→ Challenge:
State the number of lines in the material below that have "luonnon" in them, without any other text.
○ ○ ○
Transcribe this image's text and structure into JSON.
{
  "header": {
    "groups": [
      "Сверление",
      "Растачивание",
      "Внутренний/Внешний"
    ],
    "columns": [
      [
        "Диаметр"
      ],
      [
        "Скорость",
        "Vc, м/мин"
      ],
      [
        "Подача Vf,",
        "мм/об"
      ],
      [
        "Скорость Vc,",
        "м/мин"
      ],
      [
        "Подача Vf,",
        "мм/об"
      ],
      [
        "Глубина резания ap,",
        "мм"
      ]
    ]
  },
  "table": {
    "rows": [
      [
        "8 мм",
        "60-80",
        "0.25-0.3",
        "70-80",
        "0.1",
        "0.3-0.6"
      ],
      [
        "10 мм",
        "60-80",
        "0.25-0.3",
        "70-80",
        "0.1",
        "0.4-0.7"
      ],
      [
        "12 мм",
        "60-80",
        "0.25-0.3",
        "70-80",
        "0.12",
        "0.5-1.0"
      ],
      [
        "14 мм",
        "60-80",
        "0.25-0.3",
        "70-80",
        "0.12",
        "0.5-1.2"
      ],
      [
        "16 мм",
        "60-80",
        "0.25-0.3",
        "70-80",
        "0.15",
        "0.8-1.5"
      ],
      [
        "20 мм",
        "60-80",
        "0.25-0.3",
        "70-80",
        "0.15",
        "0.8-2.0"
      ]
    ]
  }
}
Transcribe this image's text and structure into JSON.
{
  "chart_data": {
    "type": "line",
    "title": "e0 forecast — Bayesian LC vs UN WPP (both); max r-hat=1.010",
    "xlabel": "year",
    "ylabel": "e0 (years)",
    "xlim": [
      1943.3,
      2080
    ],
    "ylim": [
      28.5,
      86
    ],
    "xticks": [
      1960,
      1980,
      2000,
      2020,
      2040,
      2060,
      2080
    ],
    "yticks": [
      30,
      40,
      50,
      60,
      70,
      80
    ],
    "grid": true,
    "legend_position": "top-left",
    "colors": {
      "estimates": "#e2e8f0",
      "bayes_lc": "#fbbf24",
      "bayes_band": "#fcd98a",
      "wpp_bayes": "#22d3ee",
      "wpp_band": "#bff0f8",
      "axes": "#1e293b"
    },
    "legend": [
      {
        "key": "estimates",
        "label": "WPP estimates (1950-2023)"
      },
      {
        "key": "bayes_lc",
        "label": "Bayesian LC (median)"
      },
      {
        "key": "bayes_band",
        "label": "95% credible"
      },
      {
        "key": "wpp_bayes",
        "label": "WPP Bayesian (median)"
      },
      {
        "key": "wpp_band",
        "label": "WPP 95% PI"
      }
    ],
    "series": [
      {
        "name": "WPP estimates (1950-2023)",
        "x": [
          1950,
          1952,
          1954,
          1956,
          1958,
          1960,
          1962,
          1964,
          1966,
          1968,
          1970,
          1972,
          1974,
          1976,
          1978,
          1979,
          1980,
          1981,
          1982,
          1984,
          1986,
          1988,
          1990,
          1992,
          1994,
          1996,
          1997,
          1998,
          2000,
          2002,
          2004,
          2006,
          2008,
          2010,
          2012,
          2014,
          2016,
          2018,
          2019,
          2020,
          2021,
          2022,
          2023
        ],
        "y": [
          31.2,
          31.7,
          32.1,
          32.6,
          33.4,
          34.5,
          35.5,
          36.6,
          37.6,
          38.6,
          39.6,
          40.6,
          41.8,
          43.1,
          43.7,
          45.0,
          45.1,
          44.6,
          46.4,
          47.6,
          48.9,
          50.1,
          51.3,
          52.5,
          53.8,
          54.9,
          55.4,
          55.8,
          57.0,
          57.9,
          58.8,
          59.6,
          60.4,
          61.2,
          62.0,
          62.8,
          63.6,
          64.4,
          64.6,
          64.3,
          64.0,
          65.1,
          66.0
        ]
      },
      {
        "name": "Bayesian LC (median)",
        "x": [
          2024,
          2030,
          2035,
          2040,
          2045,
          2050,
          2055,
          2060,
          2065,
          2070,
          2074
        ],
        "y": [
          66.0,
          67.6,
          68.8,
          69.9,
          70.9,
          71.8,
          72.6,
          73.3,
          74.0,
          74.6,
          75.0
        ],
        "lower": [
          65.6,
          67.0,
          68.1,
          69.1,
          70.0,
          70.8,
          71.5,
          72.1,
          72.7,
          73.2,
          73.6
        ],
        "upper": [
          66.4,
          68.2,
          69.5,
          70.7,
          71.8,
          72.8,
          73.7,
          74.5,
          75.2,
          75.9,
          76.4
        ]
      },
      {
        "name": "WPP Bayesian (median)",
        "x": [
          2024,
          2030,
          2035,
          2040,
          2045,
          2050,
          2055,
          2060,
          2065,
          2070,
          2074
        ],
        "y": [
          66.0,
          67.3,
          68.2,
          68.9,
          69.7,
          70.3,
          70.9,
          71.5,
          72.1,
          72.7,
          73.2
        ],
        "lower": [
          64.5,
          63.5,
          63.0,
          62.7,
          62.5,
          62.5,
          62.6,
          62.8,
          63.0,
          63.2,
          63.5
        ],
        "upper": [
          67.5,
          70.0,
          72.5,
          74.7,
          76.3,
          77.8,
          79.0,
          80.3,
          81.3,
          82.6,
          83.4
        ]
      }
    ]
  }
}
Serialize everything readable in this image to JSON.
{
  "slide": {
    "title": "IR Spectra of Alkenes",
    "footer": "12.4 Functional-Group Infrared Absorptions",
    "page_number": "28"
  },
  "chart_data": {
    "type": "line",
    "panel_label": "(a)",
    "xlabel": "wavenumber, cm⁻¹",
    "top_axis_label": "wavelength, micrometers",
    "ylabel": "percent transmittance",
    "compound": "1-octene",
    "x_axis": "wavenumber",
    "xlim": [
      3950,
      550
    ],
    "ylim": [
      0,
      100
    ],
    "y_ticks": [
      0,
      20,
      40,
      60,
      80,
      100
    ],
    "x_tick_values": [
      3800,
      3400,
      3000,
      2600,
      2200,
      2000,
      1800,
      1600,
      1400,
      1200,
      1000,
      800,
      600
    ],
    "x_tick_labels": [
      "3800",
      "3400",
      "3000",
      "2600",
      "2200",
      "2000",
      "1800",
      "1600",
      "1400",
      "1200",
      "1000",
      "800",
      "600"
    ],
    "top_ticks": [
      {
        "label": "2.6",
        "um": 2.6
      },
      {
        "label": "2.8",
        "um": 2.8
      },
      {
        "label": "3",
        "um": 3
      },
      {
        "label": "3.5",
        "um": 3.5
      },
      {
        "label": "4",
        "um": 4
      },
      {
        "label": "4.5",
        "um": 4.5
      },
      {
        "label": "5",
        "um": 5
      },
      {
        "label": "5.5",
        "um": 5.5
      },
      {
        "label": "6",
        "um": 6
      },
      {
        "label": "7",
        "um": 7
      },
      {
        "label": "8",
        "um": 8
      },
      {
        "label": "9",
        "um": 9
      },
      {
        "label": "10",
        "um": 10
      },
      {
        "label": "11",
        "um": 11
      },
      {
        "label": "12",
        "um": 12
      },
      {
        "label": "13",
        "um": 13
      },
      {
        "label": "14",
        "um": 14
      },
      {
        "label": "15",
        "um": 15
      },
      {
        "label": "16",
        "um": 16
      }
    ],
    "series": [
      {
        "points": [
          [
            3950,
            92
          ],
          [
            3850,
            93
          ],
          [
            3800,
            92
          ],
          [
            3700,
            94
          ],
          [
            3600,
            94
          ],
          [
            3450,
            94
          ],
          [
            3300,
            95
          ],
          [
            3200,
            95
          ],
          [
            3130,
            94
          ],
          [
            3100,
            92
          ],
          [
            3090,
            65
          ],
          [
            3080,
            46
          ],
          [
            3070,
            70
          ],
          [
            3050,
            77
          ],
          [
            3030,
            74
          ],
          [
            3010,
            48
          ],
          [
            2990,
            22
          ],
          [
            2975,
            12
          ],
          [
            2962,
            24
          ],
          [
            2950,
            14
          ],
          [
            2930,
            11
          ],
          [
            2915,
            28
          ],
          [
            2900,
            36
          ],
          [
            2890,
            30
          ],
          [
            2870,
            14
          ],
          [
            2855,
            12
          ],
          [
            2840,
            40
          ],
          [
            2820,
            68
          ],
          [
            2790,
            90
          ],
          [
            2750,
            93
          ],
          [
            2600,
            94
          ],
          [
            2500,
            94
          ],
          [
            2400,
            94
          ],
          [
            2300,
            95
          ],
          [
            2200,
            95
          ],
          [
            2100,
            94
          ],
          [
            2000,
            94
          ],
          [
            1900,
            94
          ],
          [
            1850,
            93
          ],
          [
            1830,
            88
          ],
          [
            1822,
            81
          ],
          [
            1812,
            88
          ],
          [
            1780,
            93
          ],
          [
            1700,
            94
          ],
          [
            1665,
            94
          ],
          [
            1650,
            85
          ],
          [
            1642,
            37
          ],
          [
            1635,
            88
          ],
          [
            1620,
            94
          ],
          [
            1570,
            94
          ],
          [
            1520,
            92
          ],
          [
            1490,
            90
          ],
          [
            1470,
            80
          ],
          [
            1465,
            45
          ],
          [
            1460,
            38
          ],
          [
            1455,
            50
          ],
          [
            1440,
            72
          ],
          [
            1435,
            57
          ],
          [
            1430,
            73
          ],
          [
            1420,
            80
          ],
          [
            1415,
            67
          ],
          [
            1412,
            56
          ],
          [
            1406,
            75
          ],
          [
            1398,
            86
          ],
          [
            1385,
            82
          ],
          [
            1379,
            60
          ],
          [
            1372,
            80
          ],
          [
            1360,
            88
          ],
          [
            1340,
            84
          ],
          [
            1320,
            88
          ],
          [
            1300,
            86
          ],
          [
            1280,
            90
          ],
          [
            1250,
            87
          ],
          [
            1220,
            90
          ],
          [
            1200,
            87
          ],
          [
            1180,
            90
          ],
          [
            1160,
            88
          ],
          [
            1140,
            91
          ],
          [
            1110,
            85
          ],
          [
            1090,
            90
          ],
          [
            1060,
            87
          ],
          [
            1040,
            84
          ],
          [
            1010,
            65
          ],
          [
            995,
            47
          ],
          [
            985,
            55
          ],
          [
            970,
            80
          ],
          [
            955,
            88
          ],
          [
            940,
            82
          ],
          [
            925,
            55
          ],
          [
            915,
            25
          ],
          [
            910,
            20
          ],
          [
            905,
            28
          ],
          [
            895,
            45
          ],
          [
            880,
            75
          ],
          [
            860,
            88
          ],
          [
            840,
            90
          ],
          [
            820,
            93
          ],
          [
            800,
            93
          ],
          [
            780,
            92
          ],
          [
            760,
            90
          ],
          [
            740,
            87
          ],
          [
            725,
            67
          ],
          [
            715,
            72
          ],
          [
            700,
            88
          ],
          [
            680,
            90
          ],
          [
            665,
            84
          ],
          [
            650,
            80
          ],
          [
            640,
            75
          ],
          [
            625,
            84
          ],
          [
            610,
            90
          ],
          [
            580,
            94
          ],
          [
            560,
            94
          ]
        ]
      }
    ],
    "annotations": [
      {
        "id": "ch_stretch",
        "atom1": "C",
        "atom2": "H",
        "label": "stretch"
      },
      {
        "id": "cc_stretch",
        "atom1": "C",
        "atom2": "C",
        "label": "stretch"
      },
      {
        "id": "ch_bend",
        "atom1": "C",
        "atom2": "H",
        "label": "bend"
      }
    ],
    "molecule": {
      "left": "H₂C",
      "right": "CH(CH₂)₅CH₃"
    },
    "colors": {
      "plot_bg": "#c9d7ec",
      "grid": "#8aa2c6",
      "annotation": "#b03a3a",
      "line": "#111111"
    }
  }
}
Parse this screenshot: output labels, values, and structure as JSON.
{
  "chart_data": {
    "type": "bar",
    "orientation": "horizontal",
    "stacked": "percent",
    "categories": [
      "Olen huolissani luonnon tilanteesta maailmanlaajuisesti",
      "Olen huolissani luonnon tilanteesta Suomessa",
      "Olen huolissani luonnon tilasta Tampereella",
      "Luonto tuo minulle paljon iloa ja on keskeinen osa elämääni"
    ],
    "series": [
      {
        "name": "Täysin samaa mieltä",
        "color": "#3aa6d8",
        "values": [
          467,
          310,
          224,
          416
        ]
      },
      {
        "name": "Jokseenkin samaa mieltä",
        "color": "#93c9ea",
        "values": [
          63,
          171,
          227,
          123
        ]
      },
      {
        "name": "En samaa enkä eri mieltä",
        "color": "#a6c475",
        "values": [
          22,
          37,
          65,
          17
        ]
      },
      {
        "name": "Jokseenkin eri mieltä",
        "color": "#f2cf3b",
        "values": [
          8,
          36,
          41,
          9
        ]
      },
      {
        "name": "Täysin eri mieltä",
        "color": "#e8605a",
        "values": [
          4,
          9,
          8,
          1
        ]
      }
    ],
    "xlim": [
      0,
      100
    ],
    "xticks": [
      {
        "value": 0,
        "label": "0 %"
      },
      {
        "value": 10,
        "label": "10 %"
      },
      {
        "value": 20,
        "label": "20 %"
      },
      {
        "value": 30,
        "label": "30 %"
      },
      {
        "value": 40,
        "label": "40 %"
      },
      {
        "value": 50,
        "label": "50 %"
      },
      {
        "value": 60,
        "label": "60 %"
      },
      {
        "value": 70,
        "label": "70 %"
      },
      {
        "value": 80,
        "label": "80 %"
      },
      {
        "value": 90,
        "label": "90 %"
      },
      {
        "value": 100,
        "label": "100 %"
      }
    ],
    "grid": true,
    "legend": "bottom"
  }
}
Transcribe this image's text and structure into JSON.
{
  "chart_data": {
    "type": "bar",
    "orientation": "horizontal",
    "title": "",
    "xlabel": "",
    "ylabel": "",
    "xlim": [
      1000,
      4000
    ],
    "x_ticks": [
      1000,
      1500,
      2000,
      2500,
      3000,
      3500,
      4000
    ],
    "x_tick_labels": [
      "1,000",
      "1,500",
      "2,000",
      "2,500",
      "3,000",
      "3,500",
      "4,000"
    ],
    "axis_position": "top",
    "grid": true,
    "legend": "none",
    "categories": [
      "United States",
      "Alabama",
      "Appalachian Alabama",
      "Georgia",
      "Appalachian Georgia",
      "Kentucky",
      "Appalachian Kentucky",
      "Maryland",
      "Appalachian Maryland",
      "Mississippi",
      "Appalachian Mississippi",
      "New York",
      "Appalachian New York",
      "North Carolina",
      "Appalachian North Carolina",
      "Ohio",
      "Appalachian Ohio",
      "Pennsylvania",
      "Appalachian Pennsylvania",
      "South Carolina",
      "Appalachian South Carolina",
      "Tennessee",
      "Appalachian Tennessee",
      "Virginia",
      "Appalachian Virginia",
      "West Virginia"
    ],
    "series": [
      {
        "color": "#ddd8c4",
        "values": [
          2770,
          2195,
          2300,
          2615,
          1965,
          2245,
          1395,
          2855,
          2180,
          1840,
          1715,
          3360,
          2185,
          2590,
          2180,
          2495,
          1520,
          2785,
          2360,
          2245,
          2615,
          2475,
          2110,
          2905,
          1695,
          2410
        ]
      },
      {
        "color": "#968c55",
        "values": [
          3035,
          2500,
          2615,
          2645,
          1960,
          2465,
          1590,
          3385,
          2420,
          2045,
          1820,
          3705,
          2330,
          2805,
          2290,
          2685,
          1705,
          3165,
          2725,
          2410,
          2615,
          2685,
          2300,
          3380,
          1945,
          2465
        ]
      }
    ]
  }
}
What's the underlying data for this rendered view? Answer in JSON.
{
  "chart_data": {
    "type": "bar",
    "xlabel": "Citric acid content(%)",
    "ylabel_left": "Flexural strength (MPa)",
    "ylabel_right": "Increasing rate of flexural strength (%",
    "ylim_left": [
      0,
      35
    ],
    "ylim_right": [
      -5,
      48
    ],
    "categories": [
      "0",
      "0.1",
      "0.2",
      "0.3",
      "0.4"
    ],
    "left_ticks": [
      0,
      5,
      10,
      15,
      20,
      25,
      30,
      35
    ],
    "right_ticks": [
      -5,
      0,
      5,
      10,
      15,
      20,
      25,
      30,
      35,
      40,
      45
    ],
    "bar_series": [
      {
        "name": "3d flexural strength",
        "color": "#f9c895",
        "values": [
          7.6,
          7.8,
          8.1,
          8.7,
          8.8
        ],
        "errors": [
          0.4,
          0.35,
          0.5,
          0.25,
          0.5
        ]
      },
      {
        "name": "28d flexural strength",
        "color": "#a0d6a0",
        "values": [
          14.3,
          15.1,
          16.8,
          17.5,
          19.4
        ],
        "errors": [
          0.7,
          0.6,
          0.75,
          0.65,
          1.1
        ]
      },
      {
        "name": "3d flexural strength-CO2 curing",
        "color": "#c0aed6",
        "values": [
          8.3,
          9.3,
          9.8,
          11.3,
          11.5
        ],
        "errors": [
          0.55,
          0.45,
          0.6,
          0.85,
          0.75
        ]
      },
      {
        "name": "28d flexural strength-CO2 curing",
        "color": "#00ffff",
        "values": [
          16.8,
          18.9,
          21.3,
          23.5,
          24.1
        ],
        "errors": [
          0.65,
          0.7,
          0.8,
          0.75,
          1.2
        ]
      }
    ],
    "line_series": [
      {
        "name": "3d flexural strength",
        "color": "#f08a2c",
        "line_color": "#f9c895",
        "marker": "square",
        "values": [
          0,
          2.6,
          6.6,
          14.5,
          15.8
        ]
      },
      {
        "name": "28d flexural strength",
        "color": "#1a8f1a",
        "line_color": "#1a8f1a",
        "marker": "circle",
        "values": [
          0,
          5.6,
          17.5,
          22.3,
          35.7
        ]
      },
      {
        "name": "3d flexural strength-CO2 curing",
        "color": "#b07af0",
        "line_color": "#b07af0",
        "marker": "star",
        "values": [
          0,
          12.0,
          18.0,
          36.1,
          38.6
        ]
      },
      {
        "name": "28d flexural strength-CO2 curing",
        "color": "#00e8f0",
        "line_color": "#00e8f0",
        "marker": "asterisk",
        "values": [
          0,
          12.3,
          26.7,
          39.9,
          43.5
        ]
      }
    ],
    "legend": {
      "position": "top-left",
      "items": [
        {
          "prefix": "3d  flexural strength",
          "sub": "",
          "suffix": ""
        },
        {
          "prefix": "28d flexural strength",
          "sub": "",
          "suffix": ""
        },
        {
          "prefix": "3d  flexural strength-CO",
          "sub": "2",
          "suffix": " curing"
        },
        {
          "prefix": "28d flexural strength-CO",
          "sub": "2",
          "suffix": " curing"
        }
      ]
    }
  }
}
○ ○ ○
→ Written solution:
3